-- begin Supplied data --
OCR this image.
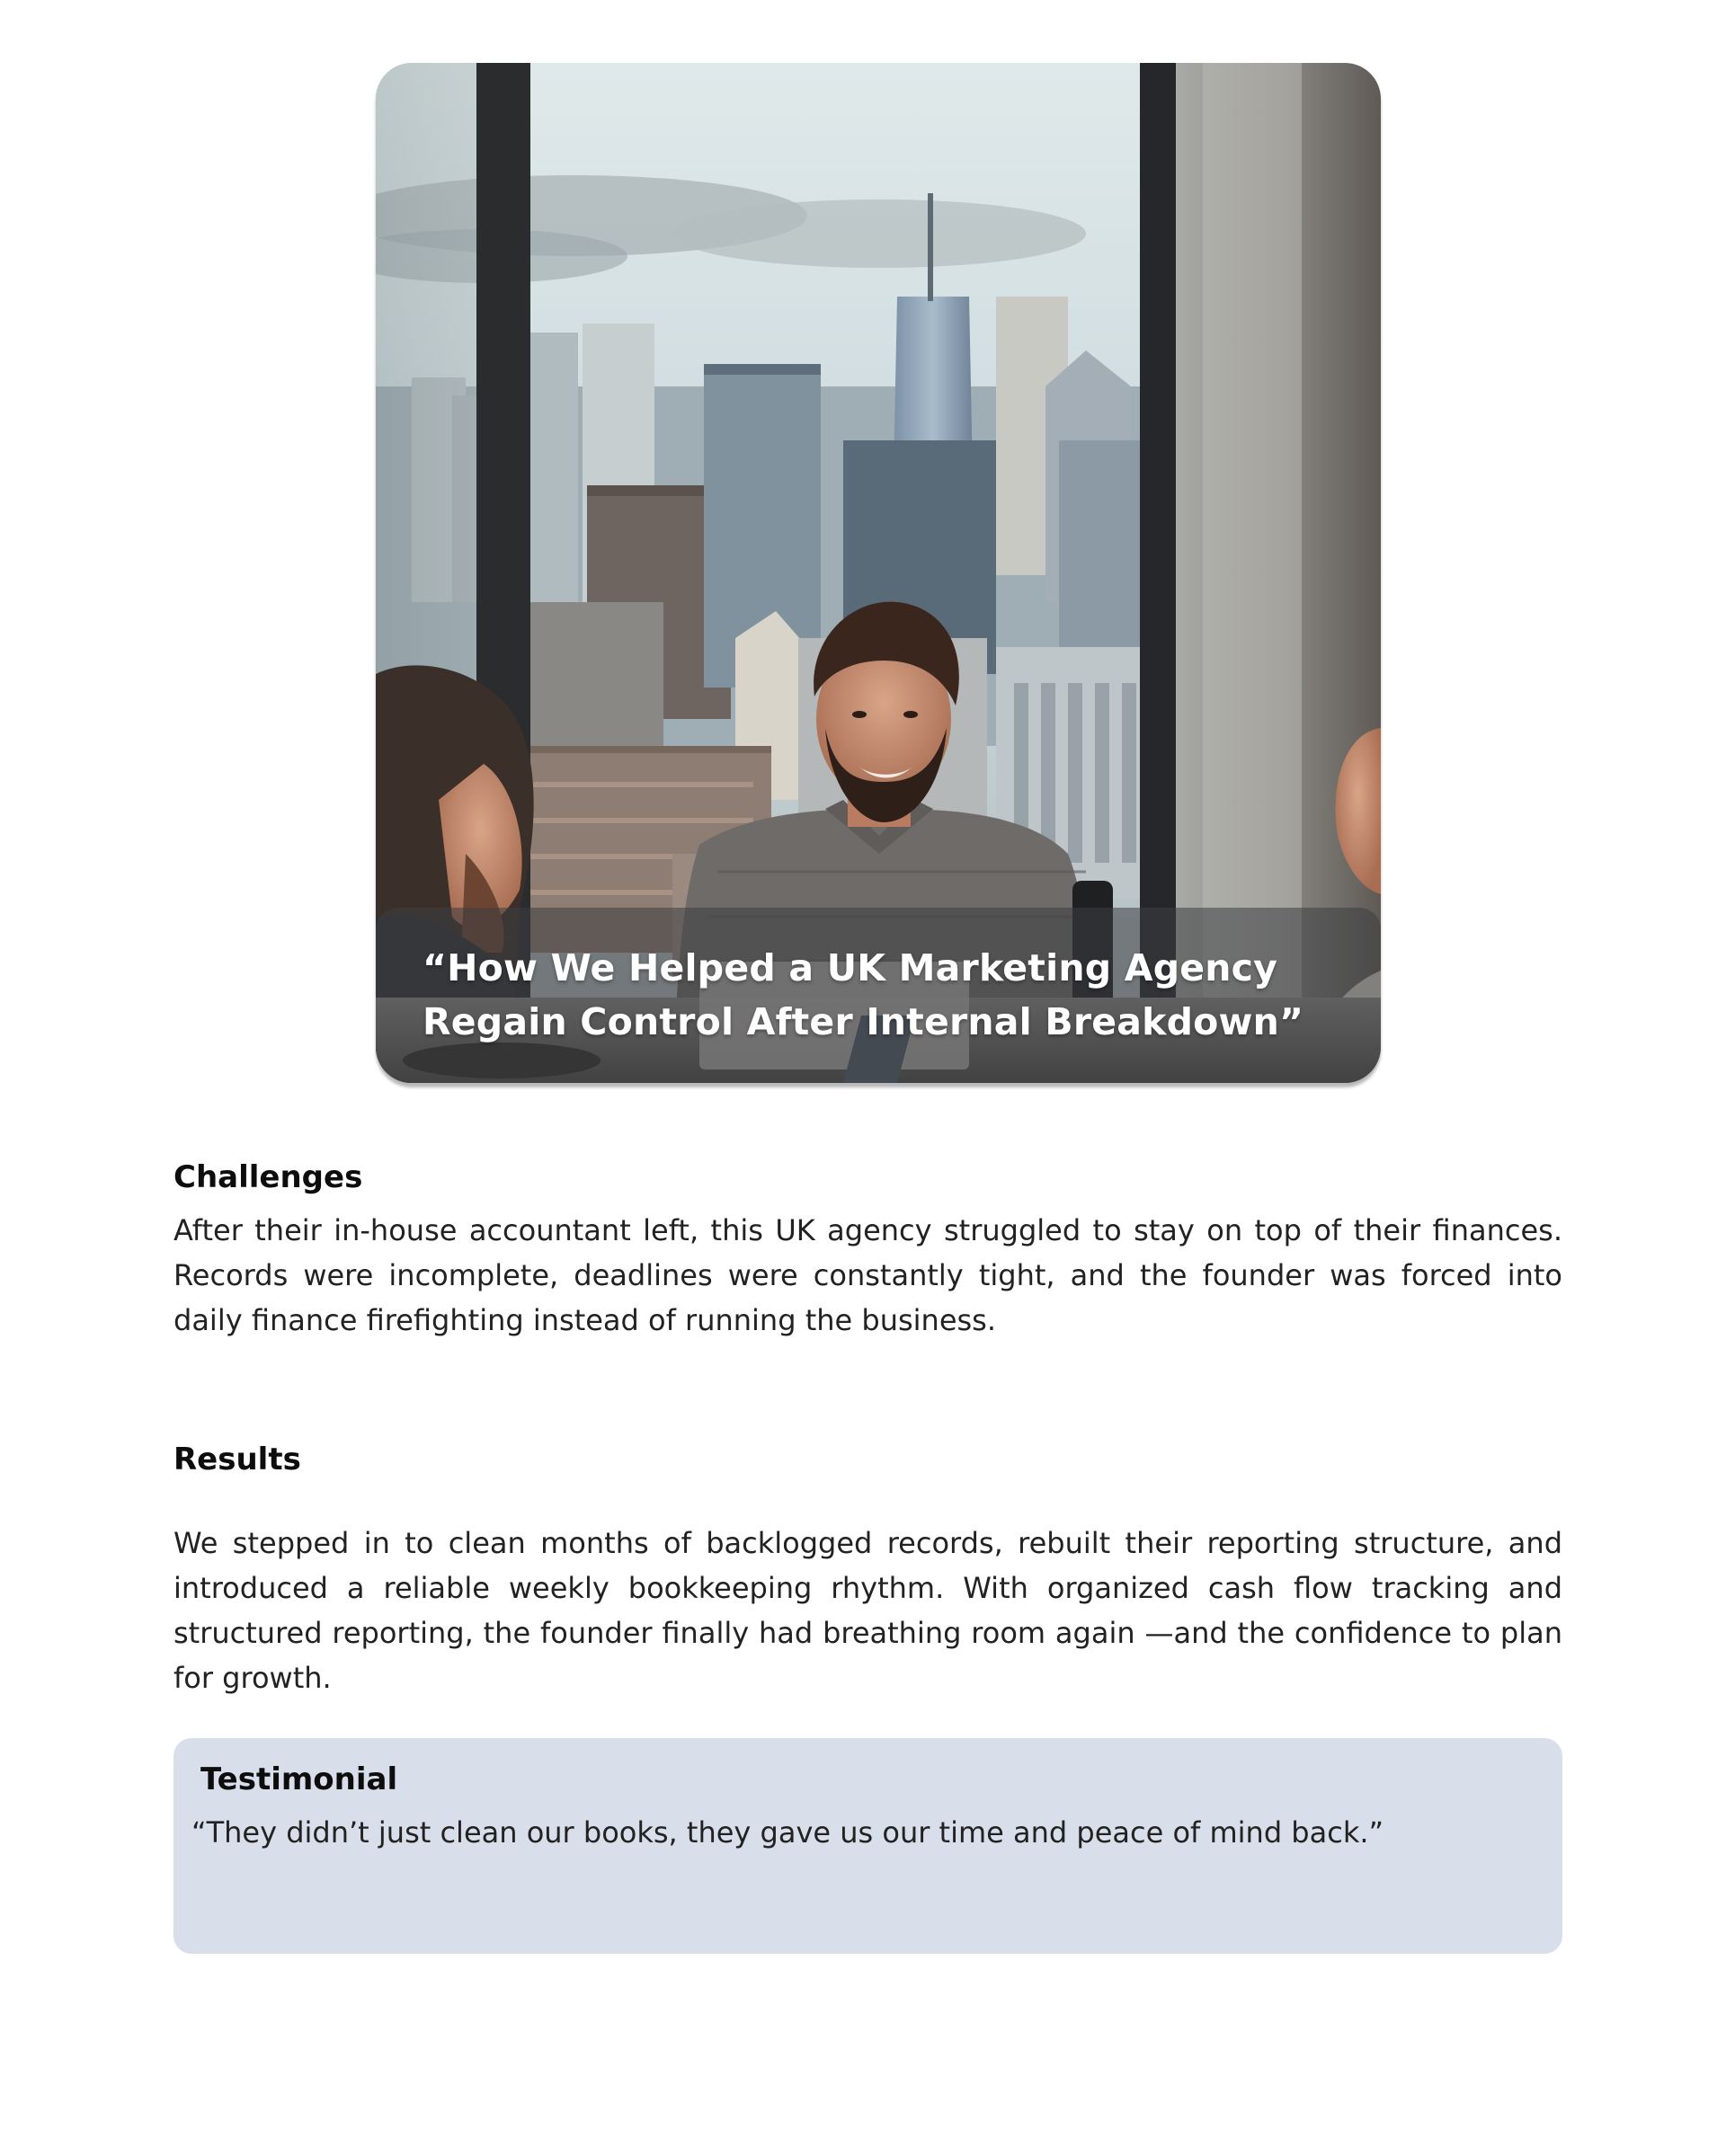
“How We Helped a UK Marketing Agency
Regain Control After Internal Breakdown”
Challenges

After their in-house accountant left, this UK agency struggled to stay on top of their finances. Records were incomplete, deadlines were constantly tight, and the founder was forced into daily finance firefighting instead of running the business.

Results

We stepped in to clean months of backlogged records, rebuilt their reporting structure, and introduced a reliable weekly bookkeeping rhythm. With organized cash flow tracking and structured reporting, the founder finally had breathing room again —and the confidence to plan for growth.

Testimonial

“They didn’t just clean our books, they gave us our time and peace of mind back.”
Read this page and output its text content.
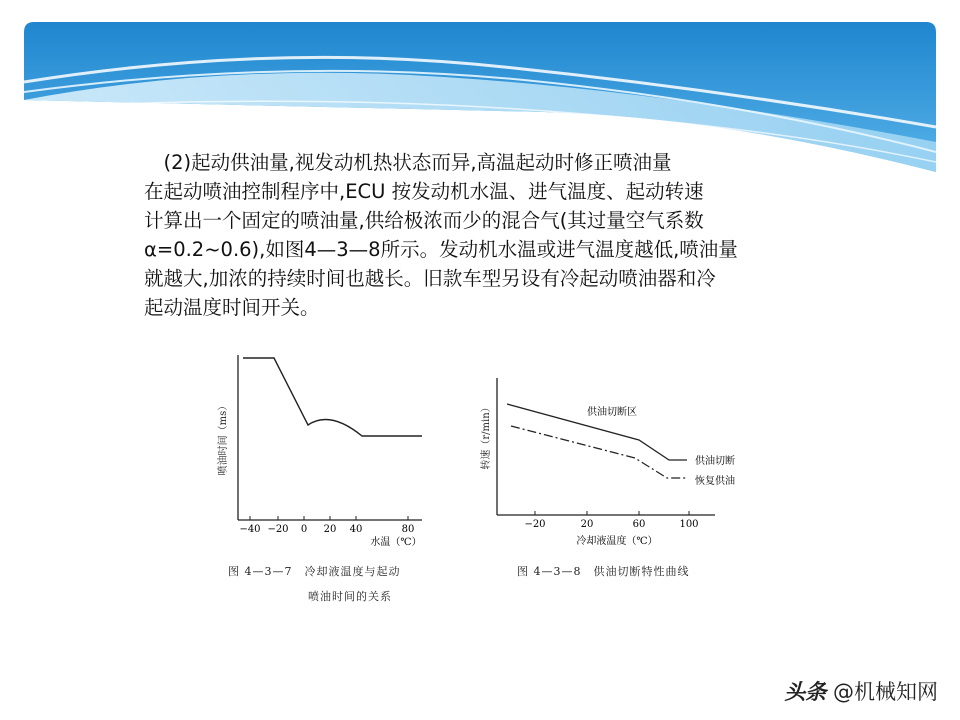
　(2)起动供油量,视发动机热状态而异,高温起动时修正喷油量
在起动喷油控制程序中,ECU 按发动机水温、进气温度、起动转速
计算出一个固定的喷油量,供给极浓而少的混合气(其过量空气系数
α=0.2~0.6),如图4—3—8所示。发动机水温或进气温度越低,喷油量
就越大,加浓的持续时间也越长。旧款车型另设有冷起动喷油器和冷
起动温度时间开关。
喷油时间（ms）
−40 −20 0 20 40	80
水温（℃）
图 4—3—7　冷却液温度与起动
喷油时间的关系
转速（r/min）	供油切断区
供油切断
恢复供油
−20	20	60	100
冷却液温度（℃）
图 4—3—8　供油切断特性曲线
头条 @机械知网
-- end Supplied data --
> **Task goal**
Quote each line of the listing exactly, but leave the pictures out.

> **Exercise answer**
OCR this image.
“How We Helped a UK Marketing Agency
Regain Control After Internal Breakdown”
Challenges

After their in-house accountant left, this UK agency struggled to stay on top of their finances. Records were incomplete, deadlines were constantly tight, and the founder was forced into daily finance firefighting instead of running the business.

Results

We stepped in to clean months of backlogged records, rebuilt their reporting structure, and introduced a reliable weekly bookkeeping rhythm. With organized cash flow tracking and structured reporting, the founder finally had breathing room again —and the confidence to plan for growth.

Testimonial

“They didn’t just clean our books, they gave us our time and peace of mind back.”
Read this page and output its text content.
　(2)起动供油量,视发动机热状态而异,高温起动时修正喷油量
在起动喷油控制程序中,ECU 按发动机水温、进气温度、起动转速
计算出一个固定的喷油量,供给极浓而少的混合气(其过量空气系数
α=0.2~0.6),如图4—3—8所示。发动机水温或进气温度越低,喷油量
就越大,加浓的持续时间也越长。旧款车型另设有冷起动喷油器和冷
起动温度时间开关。
喷油时间（ms）
−40 −20 0 20 40	80
水温（℃）
图 4—3—7　冷却液温度与起动
喷油时间的关系
转速（r/min）	供油切断区
供油切断
恢复供油
−20	20	60	100
冷却液温度（℃）
图 4—3—8　供油切断特性曲线
头条 @机械知网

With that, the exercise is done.